■ Exercise goal: Which lines hold the string "modMed"? Copy every one of them.

■ The input:
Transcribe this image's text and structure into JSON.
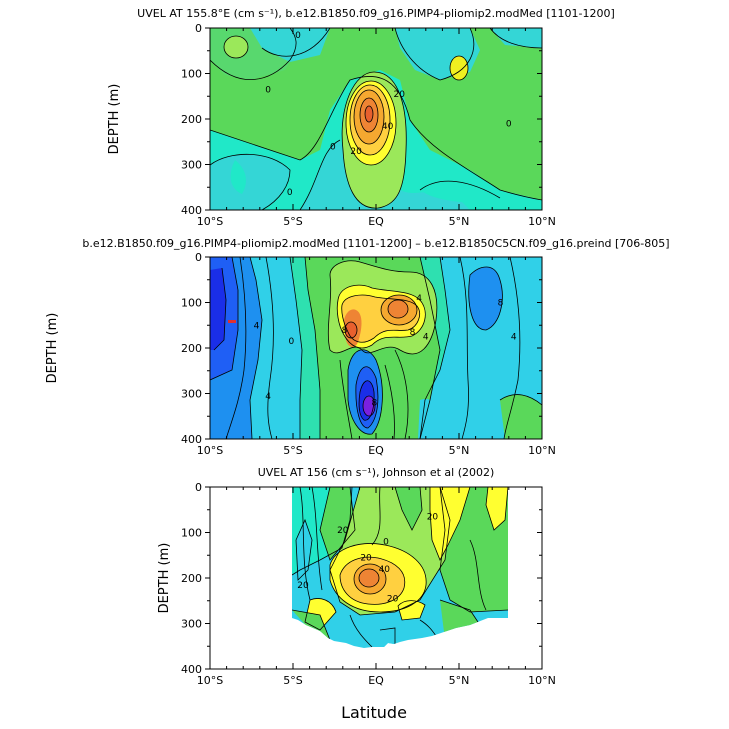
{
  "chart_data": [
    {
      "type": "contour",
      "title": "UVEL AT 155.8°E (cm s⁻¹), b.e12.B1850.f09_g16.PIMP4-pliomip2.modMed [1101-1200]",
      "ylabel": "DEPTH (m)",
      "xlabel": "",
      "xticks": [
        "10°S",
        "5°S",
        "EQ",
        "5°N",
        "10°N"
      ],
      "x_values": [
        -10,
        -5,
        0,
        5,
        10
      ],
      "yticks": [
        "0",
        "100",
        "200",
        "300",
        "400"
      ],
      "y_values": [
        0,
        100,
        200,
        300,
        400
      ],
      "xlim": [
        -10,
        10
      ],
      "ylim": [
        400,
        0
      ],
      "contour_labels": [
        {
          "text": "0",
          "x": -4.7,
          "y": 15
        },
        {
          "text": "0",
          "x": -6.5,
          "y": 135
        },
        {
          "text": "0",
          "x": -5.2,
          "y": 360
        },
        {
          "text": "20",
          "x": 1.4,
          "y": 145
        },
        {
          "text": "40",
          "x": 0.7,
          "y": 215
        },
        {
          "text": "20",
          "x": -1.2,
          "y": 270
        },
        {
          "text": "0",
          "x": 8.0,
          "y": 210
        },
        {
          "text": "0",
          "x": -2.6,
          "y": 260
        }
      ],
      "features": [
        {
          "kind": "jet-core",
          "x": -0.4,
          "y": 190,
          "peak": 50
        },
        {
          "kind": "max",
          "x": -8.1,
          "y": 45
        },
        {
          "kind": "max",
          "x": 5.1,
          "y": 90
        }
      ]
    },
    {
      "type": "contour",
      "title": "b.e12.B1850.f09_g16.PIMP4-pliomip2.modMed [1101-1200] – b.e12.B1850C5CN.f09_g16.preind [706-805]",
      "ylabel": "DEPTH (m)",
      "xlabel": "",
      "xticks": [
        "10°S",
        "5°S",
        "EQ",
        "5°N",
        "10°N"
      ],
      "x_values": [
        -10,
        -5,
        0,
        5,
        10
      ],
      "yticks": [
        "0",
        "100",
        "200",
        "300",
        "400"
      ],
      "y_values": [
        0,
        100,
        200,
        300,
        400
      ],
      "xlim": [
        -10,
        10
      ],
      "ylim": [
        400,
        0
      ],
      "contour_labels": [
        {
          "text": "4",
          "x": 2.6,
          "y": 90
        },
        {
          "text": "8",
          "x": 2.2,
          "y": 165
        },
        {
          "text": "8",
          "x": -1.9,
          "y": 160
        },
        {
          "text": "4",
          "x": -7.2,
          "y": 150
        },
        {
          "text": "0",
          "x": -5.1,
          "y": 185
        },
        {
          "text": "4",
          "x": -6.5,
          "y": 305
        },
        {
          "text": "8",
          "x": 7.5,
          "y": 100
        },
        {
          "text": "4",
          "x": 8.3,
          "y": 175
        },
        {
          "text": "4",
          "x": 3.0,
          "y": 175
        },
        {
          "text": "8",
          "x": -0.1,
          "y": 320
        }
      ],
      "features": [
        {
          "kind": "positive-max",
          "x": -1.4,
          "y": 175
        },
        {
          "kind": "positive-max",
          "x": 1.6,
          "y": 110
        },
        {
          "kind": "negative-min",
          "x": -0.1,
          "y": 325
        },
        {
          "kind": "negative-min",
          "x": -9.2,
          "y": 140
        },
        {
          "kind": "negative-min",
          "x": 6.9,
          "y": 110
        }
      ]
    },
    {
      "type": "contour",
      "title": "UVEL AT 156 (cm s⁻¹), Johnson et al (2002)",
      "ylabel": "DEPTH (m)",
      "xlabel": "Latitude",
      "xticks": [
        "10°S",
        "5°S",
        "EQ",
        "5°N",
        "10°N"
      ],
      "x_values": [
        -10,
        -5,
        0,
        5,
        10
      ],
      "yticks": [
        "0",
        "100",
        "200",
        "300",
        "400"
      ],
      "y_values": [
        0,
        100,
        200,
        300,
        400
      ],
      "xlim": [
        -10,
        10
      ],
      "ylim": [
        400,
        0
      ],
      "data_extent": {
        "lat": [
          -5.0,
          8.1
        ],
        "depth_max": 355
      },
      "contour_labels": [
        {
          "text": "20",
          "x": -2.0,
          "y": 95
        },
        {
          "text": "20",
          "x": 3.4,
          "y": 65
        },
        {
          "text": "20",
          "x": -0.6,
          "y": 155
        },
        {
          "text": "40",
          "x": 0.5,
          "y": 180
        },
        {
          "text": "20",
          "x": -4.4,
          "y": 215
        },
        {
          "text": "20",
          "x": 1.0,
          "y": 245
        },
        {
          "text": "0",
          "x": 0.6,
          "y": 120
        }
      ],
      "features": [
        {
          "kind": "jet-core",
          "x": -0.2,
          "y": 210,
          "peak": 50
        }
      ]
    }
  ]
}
* * *
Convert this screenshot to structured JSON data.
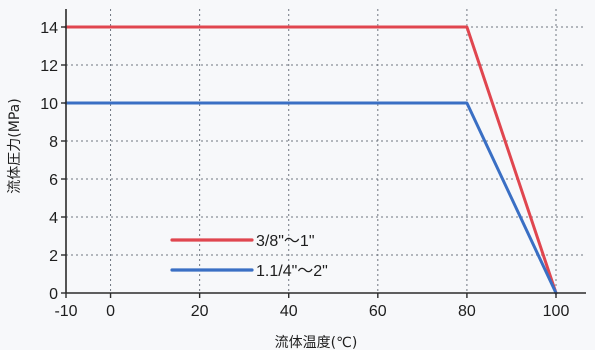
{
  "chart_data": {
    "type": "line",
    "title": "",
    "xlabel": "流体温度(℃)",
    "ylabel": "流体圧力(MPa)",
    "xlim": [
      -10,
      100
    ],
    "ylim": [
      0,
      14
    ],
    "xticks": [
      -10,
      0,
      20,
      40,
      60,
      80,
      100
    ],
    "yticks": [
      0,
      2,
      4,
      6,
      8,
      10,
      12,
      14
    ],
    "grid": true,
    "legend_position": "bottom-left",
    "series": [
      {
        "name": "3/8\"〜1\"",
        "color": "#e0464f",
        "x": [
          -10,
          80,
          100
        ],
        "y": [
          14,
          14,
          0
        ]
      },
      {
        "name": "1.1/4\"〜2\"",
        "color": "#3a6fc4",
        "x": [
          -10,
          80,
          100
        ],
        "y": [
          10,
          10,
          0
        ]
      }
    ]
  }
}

■ Task response:
      "title": "UVEL AT 155.8°E (cm s⁻¹), b.e12.B1850.f09_g16.PIMP4-pliomip2.modMed [1101-1200]",
      "title": "b.e12.B1850.f09_g16.PIMP4-pliomip2.modMed [1101-1200] – b.e12.B1850C5CN.f09_g16.preind [706-805]",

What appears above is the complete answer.